THE EXERCISE ▸ Copy out each line exactly as it appears.

GIVEN ENTRIES ▸
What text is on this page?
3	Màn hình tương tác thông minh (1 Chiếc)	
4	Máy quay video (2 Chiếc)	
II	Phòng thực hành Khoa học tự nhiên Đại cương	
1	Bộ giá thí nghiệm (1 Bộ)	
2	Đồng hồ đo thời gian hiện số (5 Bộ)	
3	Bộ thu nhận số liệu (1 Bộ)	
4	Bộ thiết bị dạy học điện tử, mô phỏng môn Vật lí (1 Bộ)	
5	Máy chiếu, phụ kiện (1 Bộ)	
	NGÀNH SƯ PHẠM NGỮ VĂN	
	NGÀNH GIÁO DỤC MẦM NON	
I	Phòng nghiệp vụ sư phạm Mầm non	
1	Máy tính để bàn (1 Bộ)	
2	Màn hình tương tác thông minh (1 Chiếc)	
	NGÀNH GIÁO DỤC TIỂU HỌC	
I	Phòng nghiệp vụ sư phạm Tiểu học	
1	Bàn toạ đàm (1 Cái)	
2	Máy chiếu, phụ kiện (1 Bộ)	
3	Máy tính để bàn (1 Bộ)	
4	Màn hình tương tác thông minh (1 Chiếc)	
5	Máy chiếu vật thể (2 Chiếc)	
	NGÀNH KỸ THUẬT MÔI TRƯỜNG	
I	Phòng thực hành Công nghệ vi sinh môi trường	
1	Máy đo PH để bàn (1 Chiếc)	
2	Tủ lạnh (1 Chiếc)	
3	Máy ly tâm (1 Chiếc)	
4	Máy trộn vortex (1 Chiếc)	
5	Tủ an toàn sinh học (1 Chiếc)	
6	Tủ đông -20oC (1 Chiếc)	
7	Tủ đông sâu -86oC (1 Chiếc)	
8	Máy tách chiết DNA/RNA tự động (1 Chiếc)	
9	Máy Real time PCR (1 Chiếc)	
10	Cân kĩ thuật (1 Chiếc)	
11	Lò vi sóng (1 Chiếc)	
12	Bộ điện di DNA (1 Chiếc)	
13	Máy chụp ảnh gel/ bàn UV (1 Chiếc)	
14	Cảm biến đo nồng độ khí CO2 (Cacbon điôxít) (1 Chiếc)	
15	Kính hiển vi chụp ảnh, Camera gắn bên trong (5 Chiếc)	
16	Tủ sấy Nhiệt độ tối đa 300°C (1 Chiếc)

ANSWER ▸
What text is on this page?
3	Màn hình tương tác thông minh (1 Chiếc)	
4	Máy quay video (2 Chiếc)	
II	Phòng thực hành Khoa học tự nhiên Đại cương	
1	Bộ giá thí nghiệm (1 Bộ)	
2	Đồng hồ đo thời gian hiện số (5 Bộ)	
3	Bộ thu nhận số liệu (1 Bộ)	
4	Bộ thiết bị dạy học điện tử, mô phỏng môn Vật lí (1 Bộ)	
5	Máy chiếu, phụ kiện (1 Bộ)	
	NGÀNH SƯ PHẠM NGỮ VĂN	
	NGÀNH GIÁO DỤC MẦM NON	
I	Phòng nghiệp vụ sư phạm Mầm non	
1	Máy tính để bàn (1 Bộ)	
2	Màn hình tương tác thông minh (1 Chiếc)	
	NGÀNH GIÁO DỤC TIỂU HỌC	
I	Phòng nghiệp vụ sư phạm Tiểu học	
1	Bàn toạ đàm (1 Cái)	
2	Máy chiếu, phụ kiện (1 Bộ)	
3	Máy tính để bàn (1 Bộ)	
4	Màn hình tương tác thông minh (1 Chiếc)	
5	Máy chiếu vật thể (2 Chiếc)	
	NGÀNH KỸ THUẬT MÔI TRƯỜNG	
I	Phòng thực hành Công nghệ vi sinh môi trường	
1	Máy đo PH để bàn (1 Chiếc)	
2	Tủ lạnh (1 Chiếc)	
3	Máy ly tâm (1 Chiếc)	
4	Máy trộn vortex (1 Chiếc)	
5	Tủ an toàn sinh học (1 Chiếc)	
6	Tủ đông -20oC (1 Chiếc)	
7	Tủ đông sâu -86oC (1 Chiếc)	
8	Máy tách chiết DNA/RNA tự động (1 Chiếc)	
9	Máy Real time PCR (1 Chiếc)	
10	Cân kĩ thuật (1 Chiếc)	
11	Lò vi sóng (1 Chiếc)	
12	Bộ điện di DNA (1 Chiếc)	
13	Máy chụp ảnh gel/ bàn UV (1 Chiếc)	
14	Cảm biến đo nồng độ khí CO2 (Cacbon điôxít) (1 Chiếc)	
15	Kính hiển vi chụp ảnh, Camera gắn bên trong (5 Chiếc)	
16	Tủ sấy Nhiệt độ tối đa 300°C (1 Chiếc)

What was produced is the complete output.